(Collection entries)
--- Begin ---
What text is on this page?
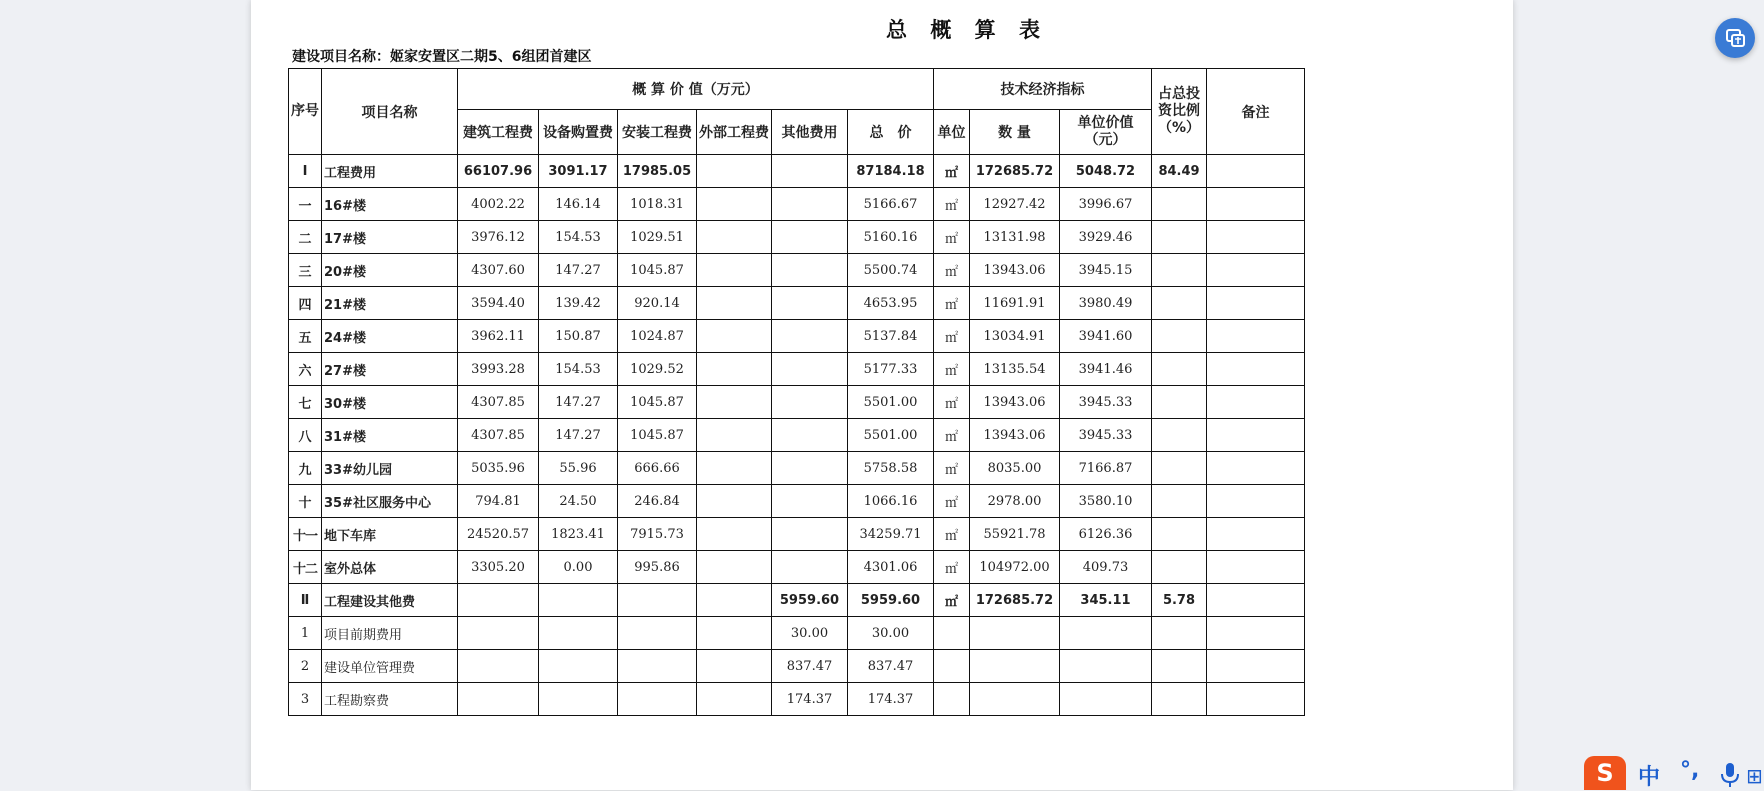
总 概 算 表
建设项目名称：姬家安置区二期5、6组团首建区
序号	项目名称	概 算 价 值（万元）						技术经济指标			占总投资比例（%）	备注
		建筑工程费	设备购置费	安装工程费	外部工程费	其他费用	总　价	单位	数 量	单位价值（元）		
Ⅰ	工程费用	66107.96	3091.17	17985.05			87184.18	㎡	172685.72	5048.72	84.49	
一	16#楼	4002.22	146.14	1018.31			5166.67	㎡	12927.42	3996.67		
二	17#楼	3976.12	154.53	1029.51			5160.16	㎡	13131.98	3929.46		
三	20#楼	4307.60	147.27	1045.87			5500.74	㎡	13943.06	3945.15		
四	21#楼	3594.40	139.42	920.14			4653.95	㎡	11691.91	3980.49		
五	24#楼	3962.11	150.87	1024.87			5137.84	㎡	13034.91	3941.60		
六	27#楼	3993.28	154.53	1029.52			5177.33	㎡	13135.54	3941.46		
七	30#楼	4307.85	147.27	1045.87			5501.00	㎡	13943.06	3945.33		
八	31#楼	4307.85	147.27	1045.87			5501.00	㎡	13943.06	3945.33		
九	33#幼儿园	5035.96	55.96	666.66			5758.58	㎡	8035.00	7166.87		
十	35#社区服务中心	794.81	24.50	246.84			1066.16	㎡	2978.00	3580.10		
十一	地下车库	24520.57	1823.41	7915.73			34259.71	㎡	55921.78	6126.36		
十二	室外总体	3305.20	0.00	995.86			4301.06	㎡	104972.00	409.73		
Ⅱ	工程建设其他费					5959.60	5959.60	㎡	172685.72	345.11	5.78	
1	项目前期费用					30.00	30.00					
2	建设单位管理费					837.47	837.47					
3	工程勘察费					174.37	174.37					
S	中 °, ⊞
--- End ---
Each line of the material must be retyped exactly, except that images are omitted.

What text is on this page?
总 概 算 表
建设项目名称：姬家安置区二期5、6组团首建区
序号	项目名称	概 算 价 值（万元）						技术经济指标			占总投资比例（%）	备注
		建筑工程费	设备购置费	安装工程费	外部工程费	其他费用	总　价	单位	数 量	单位价值（元）		
Ⅰ	工程费用	66107.96	3091.17	17985.05			87184.18	㎡	172685.72	5048.72	84.49	
一	16#楼	4002.22	146.14	1018.31			5166.67	㎡	12927.42	3996.67		
二	17#楼	3976.12	154.53	1029.51			5160.16	㎡	13131.98	3929.46		
三	20#楼	4307.60	147.27	1045.87			5500.74	㎡	13943.06	3945.15		
四	21#楼	3594.40	139.42	920.14			4653.95	㎡	11691.91	3980.49		
五	24#楼	3962.11	150.87	1024.87			5137.84	㎡	13034.91	3941.60		
六	27#楼	3993.28	154.53	1029.52			5177.33	㎡	13135.54	3941.46		
七	30#楼	4307.85	147.27	1045.87			5501.00	㎡	13943.06	3945.33		
八	31#楼	4307.85	147.27	1045.87			5501.00	㎡	13943.06	3945.33		
九	33#幼儿园	5035.96	55.96	666.66			5758.58	㎡	8035.00	7166.87		
十	35#社区服务中心	794.81	24.50	246.84			1066.16	㎡	2978.00	3580.10		
十一	地下车库	24520.57	1823.41	7915.73			34259.71	㎡	55921.78	6126.36		
十二	室外总体	3305.20	0.00	995.86			4301.06	㎡	104972.00	409.73		
Ⅱ	工程建设其他费					5959.60	5959.60	㎡	172685.72	345.11	5.78	
1	项目前期费用					30.00	30.00					
2	建设单位管理费					837.47	837.47					
3	工程勘察费					174.37	174.37					
S	中 °, ⊞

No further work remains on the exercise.